OBJECTIVE — Search the listing for the string "title" and copy every line that contains it.
[Start PROVIDED MATERIAL]
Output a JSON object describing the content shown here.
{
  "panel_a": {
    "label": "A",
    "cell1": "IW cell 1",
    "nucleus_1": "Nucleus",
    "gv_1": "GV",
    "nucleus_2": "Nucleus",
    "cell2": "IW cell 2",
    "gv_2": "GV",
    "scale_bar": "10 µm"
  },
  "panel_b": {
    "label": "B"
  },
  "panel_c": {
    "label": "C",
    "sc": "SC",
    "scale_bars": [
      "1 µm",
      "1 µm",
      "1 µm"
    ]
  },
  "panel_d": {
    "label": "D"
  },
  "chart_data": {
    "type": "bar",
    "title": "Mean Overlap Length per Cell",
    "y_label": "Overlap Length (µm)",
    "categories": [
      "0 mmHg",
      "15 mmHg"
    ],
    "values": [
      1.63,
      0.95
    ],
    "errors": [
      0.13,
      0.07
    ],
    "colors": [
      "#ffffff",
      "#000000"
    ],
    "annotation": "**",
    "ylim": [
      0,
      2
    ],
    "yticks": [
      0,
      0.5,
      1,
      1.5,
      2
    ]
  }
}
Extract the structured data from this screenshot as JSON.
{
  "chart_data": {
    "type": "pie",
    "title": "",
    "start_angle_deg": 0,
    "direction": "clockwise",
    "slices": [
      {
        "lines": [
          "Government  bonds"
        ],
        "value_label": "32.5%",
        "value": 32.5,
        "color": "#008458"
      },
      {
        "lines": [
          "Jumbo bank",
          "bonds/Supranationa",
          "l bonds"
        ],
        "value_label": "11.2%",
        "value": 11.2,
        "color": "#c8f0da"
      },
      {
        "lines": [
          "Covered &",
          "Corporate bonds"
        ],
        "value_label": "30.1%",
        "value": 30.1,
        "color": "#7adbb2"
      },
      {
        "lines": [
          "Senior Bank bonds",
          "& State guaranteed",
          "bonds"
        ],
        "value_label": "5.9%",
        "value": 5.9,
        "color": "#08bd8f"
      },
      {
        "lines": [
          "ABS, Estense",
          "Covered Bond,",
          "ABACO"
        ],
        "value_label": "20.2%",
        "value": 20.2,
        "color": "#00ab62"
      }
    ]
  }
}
[End PROVIDED MATERIAL]
SOLUTION FOR THIS EXERCISE —
    "title": "Mean Overlap Length per Cell",
    "title": "",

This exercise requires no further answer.